▶ _TASK OBJECTIVE_: Rewrite all the material below, replacing every "folder-icon" with "directory-icon" and changing nothing else. Omit the pictures from your output.

** START OF DATASET RECORDS **

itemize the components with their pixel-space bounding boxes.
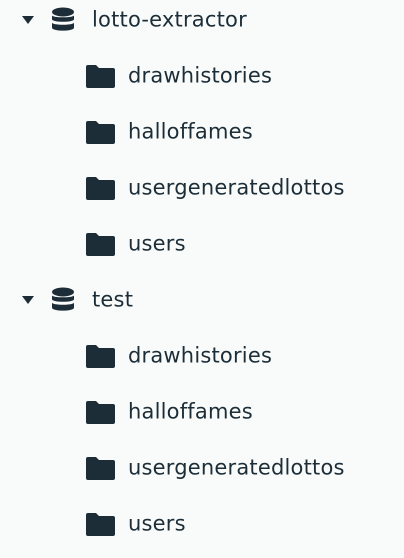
collection-item[interactable]: drawhistories — [0, 56, 404, 96]
collection-item[interactable]: halloffames — [0, 392, 404, 432]
collection-name: drawhistories — [128, 343, 273, 368]
collection-name: usergeneratedlottos — [128, 175, 345, 200]
folder-icon — [86, 512, 115, 536]
collection-name: usergeneratedlottos — [128, 455, 345, 480]
folder-icon — [86, 456, 115, 480]
database-icon — [51, 287, 75, 313]
collection-item[interactable]: users — [0, 504, 404, 544]
caret-down-icon[interactable] — [20, 12, 36, 28]
folder-icon — [86, 176, 115, 200]
caret-down-icon[interactable] — [20, 292, 36, 308]
database-name: lotto-extractor — [92, 7, 247, 32]
collection-item[interactable]: drawhistories — [0, 336, 404, 376]
collection-name: users — [128, 231, 186, 256]
database-name: test — [92, 287, 134, 312]
folder-icon — [86, 64, 115, 88]
collection-name: drawhistories — [128, 63, 273, 88]
collection-name: halloffames — [128, 119, 253, 144]
collection-name: halloffames — [128, 399, 253, 424]
database-row-test[interactable]: test — [0, 280, 404, 320]
collection-item[interactable]: usergeneratedlottos — [0, 448, 404, 488]
folder-icon — [86, 120, 115, 144]
collection-name: users — [128, 511, 186, 536]
folder-icon — [86, 400, 115, 424]
database-tree: lotto-extractor drawhistories halloffame… — [0, 0, 404, 558]
folder-icon — [86, 344, 115, 368]
collection-item[interactable]: halloffames — [0, 112, 404, 152]
collection-item[interactable]: users — [0, 224, 404, 264]
database-row-lotto-extractor[interactable]: lotto-extractor — [0, 0, 404, 40]
collection-item[interactable]: usergeneratedlottos — [0, 168, 404, 208]
database-icon — [51, 7, 75, 33]
folder-icon — [86, 232, 115, 256]
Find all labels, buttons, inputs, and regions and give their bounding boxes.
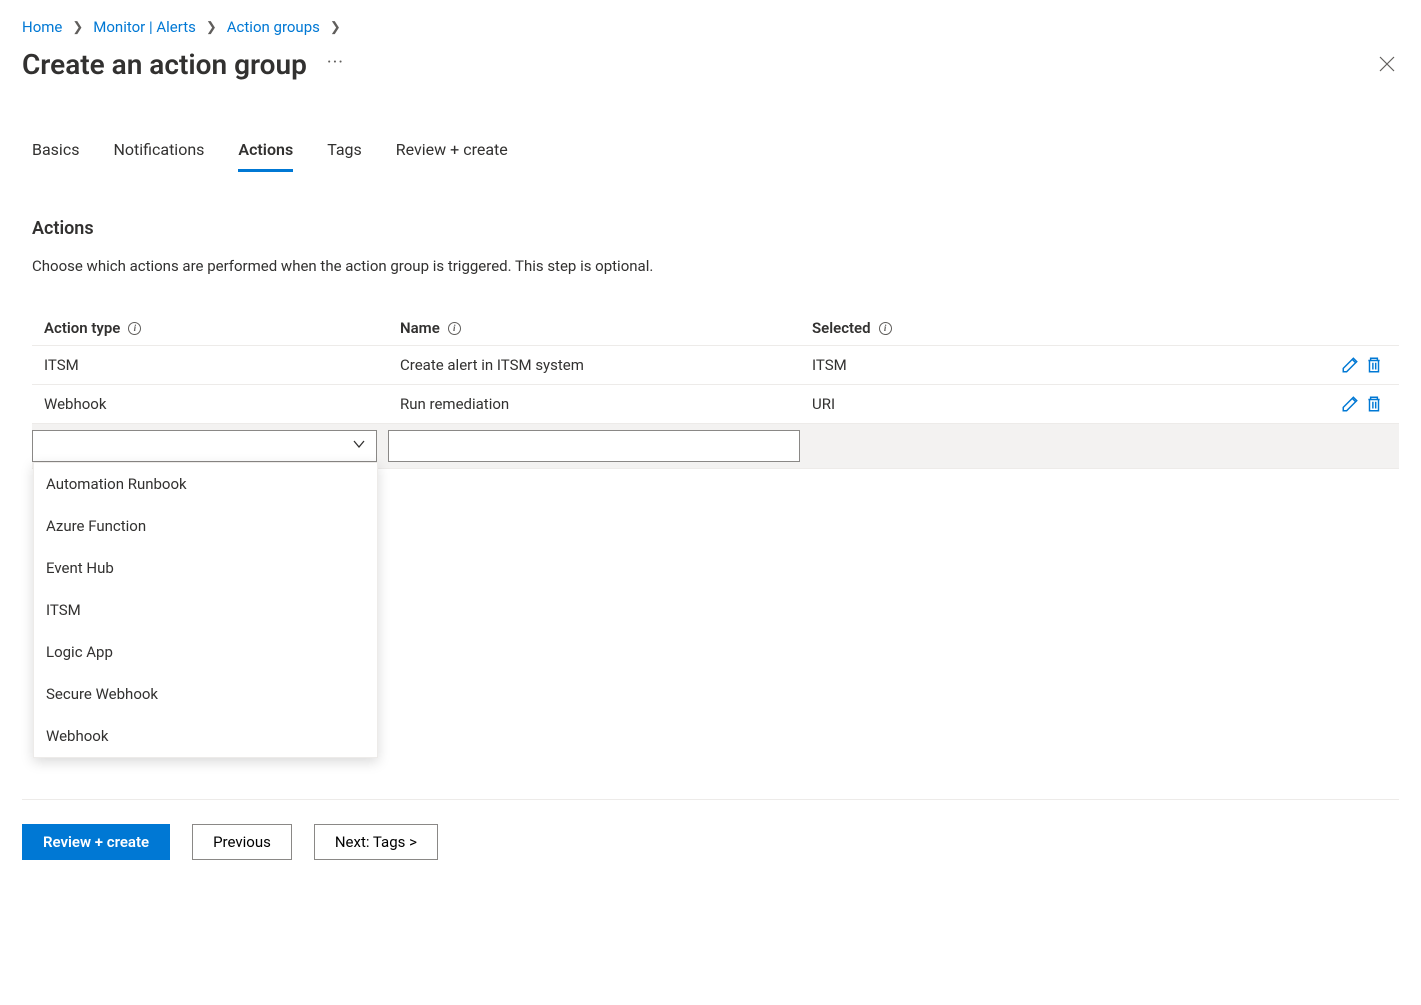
edit-button[interactable] bbox=[1341, 356, 1359, 374]
trash-icon bbox=[1365, 395, 1383, 413]
chevron-right-icon: ❯ bbox=[206, 20, 217, 35]
trash-icon bbox=[1365, 356, 1383, 374]
chevron-right-icon: ❯ bbox=[72, 20, 83, 35]
header-action-type: Action type bbox=[44, 319, 120, 337]
option-itsm[interactable]: ITSM bbox=[34, 589, 377, 631]
tab-tags[interactable]: Tags bbox=[327, 140, 362, 172]
action-name-input[interactable] bbox=[388, 430, 800, 462]
pencil-icon bbox=[1341, 356, 1359, 374]
table-row-new: Automation Runbook Azure Function Event … bbox=[32, 424, 1399, 469]
cell-selected: ITSM bbox=[812, 356, 1327, 374]
option-secure-webhook[interactable]: Secure Webhook bbox=[34, 673, 377, 715]
action-type-select[interactable]: Automation Runbook Azure Function Event … bbox=[32, 430, 377, 462]
tab-notifications[interactable]: Notifications bbox=[113, 140, 204, 172]
close-button[interactable] bbox=[1369, 46, 1405, 82]
edit-button[interactable] bbox=[1341, 395, 1359, 413]
chevron-down-icon bbox=[352, 437, 366, 455]
option-logic-app[interactable]: Logic App bbox=[34, 631, 377, 673]
previous-button[interactable]: Previous bbox=[192, 824, 292, 860]
tab-actions[interactable]: Actions bbox=[238, 140, 293, 172]
delete-button[interactable] bbox=[1365, 395, 1383, 413]
next-tags-button[interactable]: Next: Tags > bbox=[314, 824, 438, 860]
actions-table: Action type i Name i Selected i ITSM Cre… bbox=[22, 311, 1399, 469]
breadcrumb-monitor-alerts[interactable]: Monitor | Alerts bbox=[93, 18, 196, 36]
section-description: Choose which actions are performed when … bbox=[32, 257, 1399, 275]
info-icon[interactable]: i bbox=[448, 322, 461, 335]
header-selected: Selected bbox=[812, 319, 871, 337]
review-create-button[interactable]: Review + create bbox=[22, 824, 170, 860]
option-webhook[interactable]: Webhook bbox=[34, 715, 377, 757]
footer: Review + create Previous Next: Tags > bbox=[22, 799, 1399, 884]
cell-name: Create alert in ITSM system bbox=[400, 356, 812, 374]
chevron-right-icon: ❯ bbox=[330, 20, 341, 35]
info-icon[interactable]: i bbox=[879, 322, 892, 335]
option-event-hub[interactable]: Event Hub bbox=[34, 547, 377, 589]
tabs: Basics Notifications Actions Tags Review… bbox=[22, 140, 1399, 172]
more-icon[interactable]: ··· bbox=[327, 54, 344, 72]
option-azure-function[interactable]: Azure Function bbox=[34, 505, 377, 547]
delete-button[interactable] bbox=[1365, 356, 1383, 374]
breadcrumb-action-groups[interactable]: Action groups bbox=[227, 18, 320, 36]
table-header: Action type i Name i Selected i bbox=[32, 311, 1399, 346]
cell-name: Run remediation bbox=[400, 395, 812, 413]
tab-review-create[interactable]: Review + create bbox=[396, 140, 508, 172]
cell-action-type: ITSM bbox=[44, 356, 400, 374]
close-icon bbox=[1379, 56, 1395, 72]
breadcrumb-home[interactable]: Home bbox=[22, 18, 62, 36]
cell-selected: URI bbox=[812, 395, 1327, 413]
table-row: ITSM Create alert in ITSM system ITSM bbox=[32, 346, 1399, 385]
section-title: Actions bbox=[32, 218, 1399, 239]
tab-basics[interactable]: Basics bbox=[32, 140, 79, 172]
table-row: Webhook Run remediation URI bbox=[32, 385, 1399, 424]
action-type-dropdown: Automation Runbook Azure Function Event … bbox=[33, 462, 378, 758]
page-title: Create an action group bbox=[22, 48, 307, 81]
pencil-icon bbox=[1341, 395, 1359, 413]
header-name: Name bbox=[400, 319, 440, 337]
cell-action-type: Webhook bbox=[44, 395, 400, 413]
breadcrumb: Home ❯ Monitor | Alerts ❯ Action groups … bbox=[22, 0, 1399, 36]
info-icon[interactable]: i bbox=[128, 322, 141, 335]
option-automation-runbook[interactable]: Automation Runbook bbox=[34, 463, 377, 505]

** END OF DATASET RECORDS **

▶ _REPLY TO THE TASK_:
itemize the components with their pixel-space bounding boxes.
collection-item[interactable]: drawhistories — [0, 56, 404, 96]
collection-item[interactable]: halloffames — [0, 392, 404, 432]
collection-name: drawhistories — [128, 343, 273, 368]
collection-name: usergeneratedlottos — [128, 175, 345, 200]
directory-icon — [86, 512, 115, 536]
collection-name: usergeneratedlottos — [128, 455, 345, 480]
directory-icon — [86, 456, 115, 480]
database-icon — [51, 287, 75, 313]
collection-item[interactable]: users — [0, 504, 404, 544]
caret-down-icon[interactable] — [20, 12, 36, 28]
directory-icon — [86, 176, 115, 200]
caret-down-icon[interactable] — [20, 292, 36, 308]
database-name: lotto-extractor — [92, 7, 247, 32]
collection-item[interactable]: drawhistories — [0, 336, 404, 376]
collection-name: users — [128, 231, 186, 256]
database-name: test — [92, 287, 134, 312]
directory-icon — [86, 64, 115, 88]
collection-name: drawhistories — [128, 63, 273, 88]
collection-name: halloffames — [128, 119, 253, 144]
collection-name: halloffames — [128, 399, 253, 424]
database-row-test[interactable]: test — [0, 280, 404, 320]
collection-item[interactable]: usergeneratedlottos — [0, 448, 404, 488]
directory-icon — [86, 120, 115, 144]
collection-name: users — [128, 511, 186, 536]
directory-icon — [86, 400, 115, 424]
database-tree: lotto-extractor drawhistories halloffame… — [0, 0, 404, 558]
directory-icon — [86, 344, 115, 368]
collection-item[interactable]: halloffames — [0, 112, 404, 152]
collection-item[interactable]: users — [0, 224, 404, 264]
database-row-lotto-extractor[interactable]: lotto-extractor — [0, 0, 404, 40]
collection-item[interactable]: usergeneratedlottos — [0, 168, 404, 208]
database-icon — [51, 7, 75, 33]
directory-icon — [86, 232, 115, 256]
Find all labels, buttons, inputs, and regions and give their bounding boxes.
edit-button[interactable] bbox=[1341, 356, 1359, 374]
trash-icon bbox=[1365, 395, 1383, 413]
chevron-right-icon: ❯ bbox=[206, 20, 217, 35]
trash-icon bbox=[1365, 356, 1383, 374]
chevron-right-icon: ❯ bbox=[72, 20, 83, 35]
header-action-type: Action type bbox=[44, 319, 120, 337]
option-itsm[interactable]: ITSM bbox=[34, 589, 377, 631]
tab-tags[interactable]: Tags bbox=[327, 140, 362, 172]
action-name-input[interactable] bbox=[388, 430, 800, 462]
pencil-icon bbox=[1341, 356, 1359, 374]
table-row-new: Automation Runbook Azure Function Event … bbox=[32, 424, 1399, 469]
cell-selected: ITSM bbox=[812, 356, 1327, 374]
option-secure-webhook[interactable]: Secure Webhook bbox=[34, 673, 377, 715]
action-type-select[interactable]: Automation Runbook Azure Function Event … bbox=[32, 430, 377, 462]
tab-notifications[interactable]: Notifications bbox=[113, 140, 204, 172]
close-button[interactable] bbox=[1369, 46, 1405, 82]
edit-button[interactable] bbox=[1341, 395, 1359, 413]
chevron-down-icon bbox=[352, 437, 366, 455]
option-logic-app[interactable]: Logic App bbox=[34, 631, 377, 673]
previous-button[interactable]: Previous bbox=[192, 824, 292, 860]
tab-actions[interactable]: Actions bbox=[238, 140, 293, 172]
delete-button[interactable] bbox=[1365, 395, 1383, 413]
next-tags-button[interactable]: Next: Tags > bbox=[314, 824, 438, 860]
actions-table: Action type i Name i Selected i ITSM Cre… bbox=[22, 311, 1399, 469]
breadcrumb-monitor-alerts[interactable]: Monitor | Alerts bbox=[93, 18, 196, 36]
section-description: Choose which actions are performed when … bbox=[32, 257, 1399, 275]
info-icon[interactable]: i bbox=[448, 322, 461, 335]
header-selected: Selected bbox=[812, 319, 871, 337]
review-create-button[interactable]: Review + create bbox=[22, 824, 170, 860]
option-webhook[interactable]: Webhook bbox=[34, 715, 377, 757]
footer: Review + create Previous Next: Tags > bbox=[22, 799, 1399, 884]
cell-name: Create alert in ITSM system bbox=[400, 356, 812, 374]
chevron-right-icon: ❯ bbox=[330, 20, 341, 35]
info-icon[interactable]: i bbox=[879, 322, 892, 335]
option-event-hub[interactable]: Event Hub bbox=[34, 547, 377, 589]
tabs: Basics Notifications Actions Tags Review… bbox=[22, 140, 1399, 172]
more-icon[interactable]: ··· bbox=[327, 54, 344, 72]
option-azure-function[interactable]: Azure Function bbox=[34, 505, 377, 547]
delete-button[interactable] bbox=[1365, 356, 1383, 374]
breadcrumb-action-groups[interactable]: Action groups bbox=[227, 18, 320, 36]
table-header: Action type i Name i Selected i bbox=[32, 311, 1399, 346]
cell-name: Run remediation bbox=[400, 395, 812, 413]
tab-review-create[interactable]: Review + create bbox=[396, 140, 508, 172]
cell-action-type: ITSM bbox=[44, 356, 400, 374]
close-icon bbox=[1379, 56, 1395, 72]
breadcrumb-home[interactable]: Home bbox=[22, 18, 62, 36]
cell-selected: URI bbox=[812, 395, 1327, 413]
table-row: ITSM Create alert in ITSM system ITSM bbox=[32, 346, 1399, 385]
section-title: Actions bbox=[32, 218, 1399, 239]
tab-basics[interactable]: Basics bbox=[32, 140, 79, 172]
table-row: Webhook Run remediation URI bbox=[32, 385, 1399, 424]
action-type-dropdown: Automation Runbook Azure Function Event … bbox=[33, 462, 378, 758]
page-title: Create an action group bbox=[22, 48, 307, 81]
pencil-icon bbox=[1341, 395, 1359, 413]
header-name: Name bbox=[400, 319, 440, 337]
cell-action-type: Webhook bbox=[44, 395, 400, 413]
breadcrumb: Home ❯ Monitor | Alerts ❯ Action groups … bbox=[22, 0, 1399, 36]
info-icon[interactable]: i bbox=[128, 322, 141, 335]
option-automation-runbook[interactable]: Automation Runbook bbox=[34, 463, 377, 505]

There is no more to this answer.